To do: In the lines below, find how many contain the word "this" and report that figure alone.

[Stored data entries]
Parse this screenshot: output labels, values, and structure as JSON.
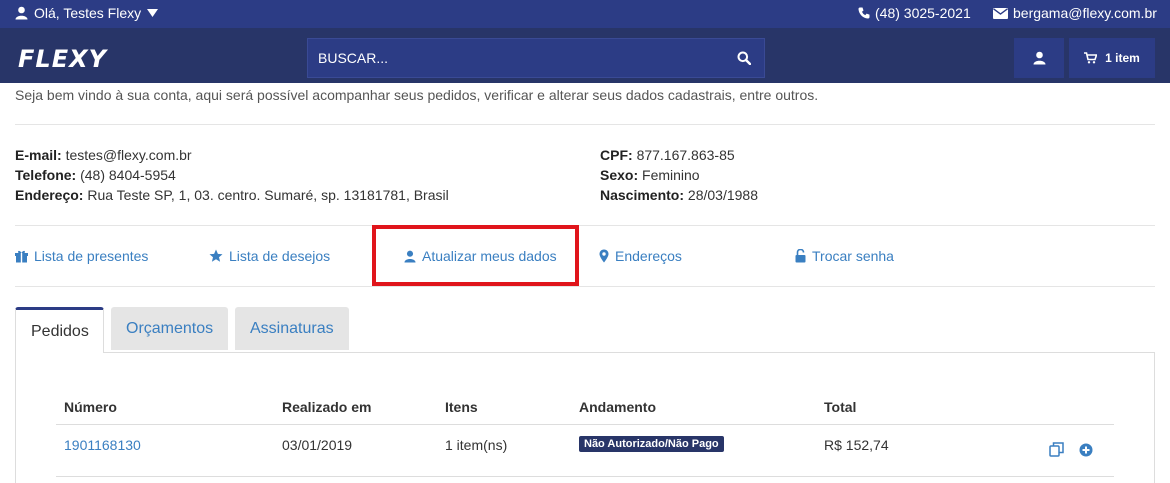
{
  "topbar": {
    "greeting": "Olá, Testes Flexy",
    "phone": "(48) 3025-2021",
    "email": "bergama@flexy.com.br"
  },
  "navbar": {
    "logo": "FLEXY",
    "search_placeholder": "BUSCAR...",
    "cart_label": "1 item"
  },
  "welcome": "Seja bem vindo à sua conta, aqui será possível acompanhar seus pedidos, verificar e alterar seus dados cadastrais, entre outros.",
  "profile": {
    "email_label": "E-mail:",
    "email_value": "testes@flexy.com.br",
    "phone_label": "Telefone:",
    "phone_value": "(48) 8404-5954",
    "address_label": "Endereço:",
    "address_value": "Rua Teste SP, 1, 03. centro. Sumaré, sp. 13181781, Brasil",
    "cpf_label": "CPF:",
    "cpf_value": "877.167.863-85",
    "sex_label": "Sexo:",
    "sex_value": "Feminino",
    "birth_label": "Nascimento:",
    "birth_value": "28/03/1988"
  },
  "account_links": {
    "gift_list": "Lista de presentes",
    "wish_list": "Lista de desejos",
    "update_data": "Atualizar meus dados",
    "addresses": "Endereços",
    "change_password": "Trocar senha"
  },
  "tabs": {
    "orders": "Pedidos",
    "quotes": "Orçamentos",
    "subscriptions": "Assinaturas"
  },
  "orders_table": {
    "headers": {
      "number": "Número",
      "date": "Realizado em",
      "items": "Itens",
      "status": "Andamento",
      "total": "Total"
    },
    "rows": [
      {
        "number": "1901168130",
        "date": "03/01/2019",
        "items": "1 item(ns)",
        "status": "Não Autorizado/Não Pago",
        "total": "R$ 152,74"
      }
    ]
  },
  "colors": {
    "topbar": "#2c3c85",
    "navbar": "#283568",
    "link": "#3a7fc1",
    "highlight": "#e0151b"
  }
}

--

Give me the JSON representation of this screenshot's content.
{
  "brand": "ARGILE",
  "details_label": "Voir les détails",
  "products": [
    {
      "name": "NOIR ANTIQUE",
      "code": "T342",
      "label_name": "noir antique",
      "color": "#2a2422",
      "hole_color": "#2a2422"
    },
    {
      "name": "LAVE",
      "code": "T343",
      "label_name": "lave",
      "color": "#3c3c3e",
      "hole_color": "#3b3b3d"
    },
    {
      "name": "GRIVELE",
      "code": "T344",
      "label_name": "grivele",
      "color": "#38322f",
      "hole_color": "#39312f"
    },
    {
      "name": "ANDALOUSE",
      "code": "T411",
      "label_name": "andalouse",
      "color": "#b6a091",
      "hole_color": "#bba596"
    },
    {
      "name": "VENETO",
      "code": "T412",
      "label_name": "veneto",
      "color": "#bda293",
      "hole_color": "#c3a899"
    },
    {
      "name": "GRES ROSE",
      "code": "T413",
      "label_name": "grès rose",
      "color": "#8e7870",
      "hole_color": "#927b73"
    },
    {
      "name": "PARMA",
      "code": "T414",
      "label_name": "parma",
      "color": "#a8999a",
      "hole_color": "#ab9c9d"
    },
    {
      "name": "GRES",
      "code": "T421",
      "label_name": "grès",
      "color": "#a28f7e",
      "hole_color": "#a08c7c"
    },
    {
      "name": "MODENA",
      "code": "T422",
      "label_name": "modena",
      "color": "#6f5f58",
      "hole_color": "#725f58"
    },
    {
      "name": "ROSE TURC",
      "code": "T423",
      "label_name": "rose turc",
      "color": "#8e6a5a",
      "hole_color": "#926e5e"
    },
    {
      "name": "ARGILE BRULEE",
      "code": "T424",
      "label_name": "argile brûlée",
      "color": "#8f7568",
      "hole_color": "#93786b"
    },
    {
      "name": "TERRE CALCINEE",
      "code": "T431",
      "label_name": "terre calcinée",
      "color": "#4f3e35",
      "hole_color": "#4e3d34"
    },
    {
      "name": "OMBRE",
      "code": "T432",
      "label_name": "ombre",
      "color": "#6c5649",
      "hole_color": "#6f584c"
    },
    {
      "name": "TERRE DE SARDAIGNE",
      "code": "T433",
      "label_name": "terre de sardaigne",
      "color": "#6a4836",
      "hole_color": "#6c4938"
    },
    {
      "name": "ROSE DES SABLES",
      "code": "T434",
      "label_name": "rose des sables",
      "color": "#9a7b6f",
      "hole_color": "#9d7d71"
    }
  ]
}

Exercise result: 2